EXERCISE BRIEF.
Give every entry again, unchanged, and leave its images out.

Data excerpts
______

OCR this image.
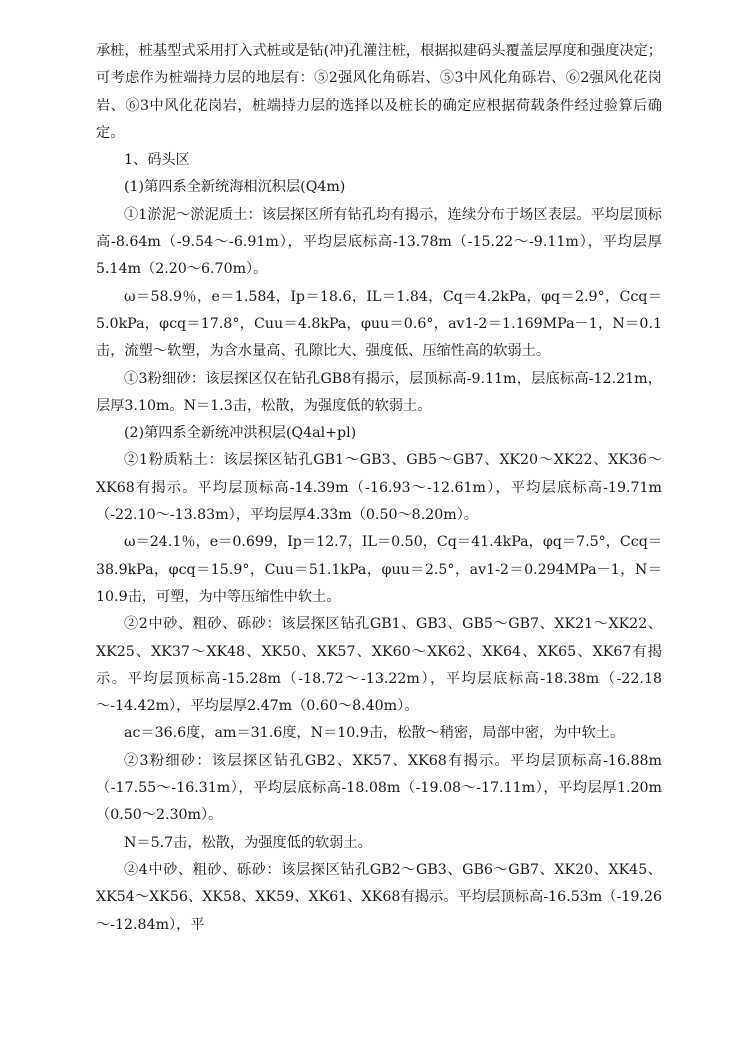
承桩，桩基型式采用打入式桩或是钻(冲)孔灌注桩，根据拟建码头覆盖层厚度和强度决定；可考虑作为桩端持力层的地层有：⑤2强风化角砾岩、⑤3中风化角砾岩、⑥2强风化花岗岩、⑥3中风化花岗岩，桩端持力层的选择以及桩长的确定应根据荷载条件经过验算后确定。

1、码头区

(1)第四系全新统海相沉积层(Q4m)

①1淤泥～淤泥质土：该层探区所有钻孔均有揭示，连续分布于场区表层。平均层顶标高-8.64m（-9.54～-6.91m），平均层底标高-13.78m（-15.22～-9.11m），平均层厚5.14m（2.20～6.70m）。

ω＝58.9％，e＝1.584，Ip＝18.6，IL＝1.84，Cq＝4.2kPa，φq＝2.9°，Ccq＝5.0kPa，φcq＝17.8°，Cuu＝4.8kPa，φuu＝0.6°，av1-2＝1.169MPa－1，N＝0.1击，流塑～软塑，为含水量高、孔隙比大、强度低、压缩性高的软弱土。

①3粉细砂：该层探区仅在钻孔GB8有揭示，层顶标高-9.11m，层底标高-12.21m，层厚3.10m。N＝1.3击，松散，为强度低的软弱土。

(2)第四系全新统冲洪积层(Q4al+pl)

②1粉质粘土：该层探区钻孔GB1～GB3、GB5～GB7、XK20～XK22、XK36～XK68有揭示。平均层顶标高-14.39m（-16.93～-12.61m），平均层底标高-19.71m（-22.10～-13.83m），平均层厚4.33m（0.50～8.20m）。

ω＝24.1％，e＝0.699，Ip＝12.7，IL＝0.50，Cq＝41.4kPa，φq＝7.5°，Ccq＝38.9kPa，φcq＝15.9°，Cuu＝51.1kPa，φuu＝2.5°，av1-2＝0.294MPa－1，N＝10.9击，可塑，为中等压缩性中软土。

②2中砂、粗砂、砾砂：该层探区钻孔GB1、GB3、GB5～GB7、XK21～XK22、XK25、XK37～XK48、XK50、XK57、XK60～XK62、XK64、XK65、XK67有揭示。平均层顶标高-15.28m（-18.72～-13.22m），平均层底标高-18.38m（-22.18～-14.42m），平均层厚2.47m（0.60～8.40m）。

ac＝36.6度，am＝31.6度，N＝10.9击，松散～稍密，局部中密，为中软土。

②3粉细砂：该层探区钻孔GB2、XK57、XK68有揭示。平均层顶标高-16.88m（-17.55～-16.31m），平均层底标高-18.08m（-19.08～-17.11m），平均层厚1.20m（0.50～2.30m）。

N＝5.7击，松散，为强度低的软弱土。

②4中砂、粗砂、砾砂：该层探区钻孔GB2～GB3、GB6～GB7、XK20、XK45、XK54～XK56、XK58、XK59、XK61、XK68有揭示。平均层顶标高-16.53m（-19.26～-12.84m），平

______

OUTPUT OF THE TASK.
OCR this image.
承桩，桩基型式采用打入式桩或是钻(冲)孔灌注桩，根据拟建码头覆盖层厚度和强度决定；可考虑作为桩端持力层的地层有：⑤2强风化角砾岩、⑤3中风化角砾岩、⑥2强风化花岗岩、⑥3中风化花岗岩，桩端持力层的选择以及桩长的确定应根据荷载条件经过验算后确定。

1、码头区

(1)第四系全新统海相沉积层(Q4m)

①1淤泥～淤泥质土：该层探区所有钻孔均有揭示，连续分布于场区表层。平均层顶标高-8.64m（-9.54～-6.91m），平均层底标高-13.78m（-15.22～-9.11m），平均层厚5.14m（2.20～6.70m）。

ω＝58.9％，e＝1.584，Ip＝18.6，IL＝1.84，Cq＝4.2kPa，φq＝2.9°，Ccq＝5.0kPa，φcq＝17.8°，Cuu＝4.8kPa，φuu＝0.6°，av1-2＝1.169MPa－1，N＝0.1击，流塑～软塑，为含水量高、孔隙比大、强度低、压缩性高的软弱土。

①3粉细砂：该层探区仅在钻孔GB8有揭示，层顶标高-9.11m，层底标高-12.21m，层厚3.10m。N＝1.3击，松散，为强度低的软弱土。

(2)第四系全新统冲洪积层(Q4al+pl)

②1粉质粘土：该层探区钻孔GB1～GB3、GB5～GB7、XK20～XK22、XK36～XK68有揭示。平均层顶标高-14.39m（-16.93～-12.61m），平均层底标高-19.71m（-22.10～-13.83m），平均层厚4.33m（0.50～8.20m）。

ω＝24.1％，e＝0.699，Ip＝12.7，IL＝0.50，Cq＝41.4kPa，φq＝7.5°，Ccq＝38.9kPa，φcq＝15.9°，Cuu＝51.1kPa，φuu＝2.5°，av1-2＝0.294MPa－1，N＝10.9击，可塑，为中等压缩性中软土。

②2中砂、粗砂、砾砂：该层探区钻孔GB1、GB3、GB5～GB7、XK21～XK22、XK25、XK37～XK48、XK50、XK57、XK60～XK62、XK64、XK65、XK67有揭示。平均层顶标高-15.28m（-18.72～-13.22m），平均层底标高-18.38m（-22.18～-14.42m），平均层厚2.47m（0.60～8.40m）。

ac＝36.6度，am＝31.6度，N＝10.9击，松散～稍密，局部中密，为中软土。

②3粉细砂：该层探区钻孔GB2、XK57、XK68有揭示。平均层顶标高-16.88m（-17.55～-16.31m），平均层底标高-18.08m（-19.08～-17.11m），平均层厚1.20m（0.50～2.30m）。

N＝5.7击，松散，为强度低的软弱土。

②4中砂、粗砂、砾砂：该层探区钻孔GB2～GB3、GB6～GB7、XK20、XK45、XK54～XK56、XK58、XK59、XK61、XK68有揭示。平均层顶标高-16.53m（-19.26～-12.84m），平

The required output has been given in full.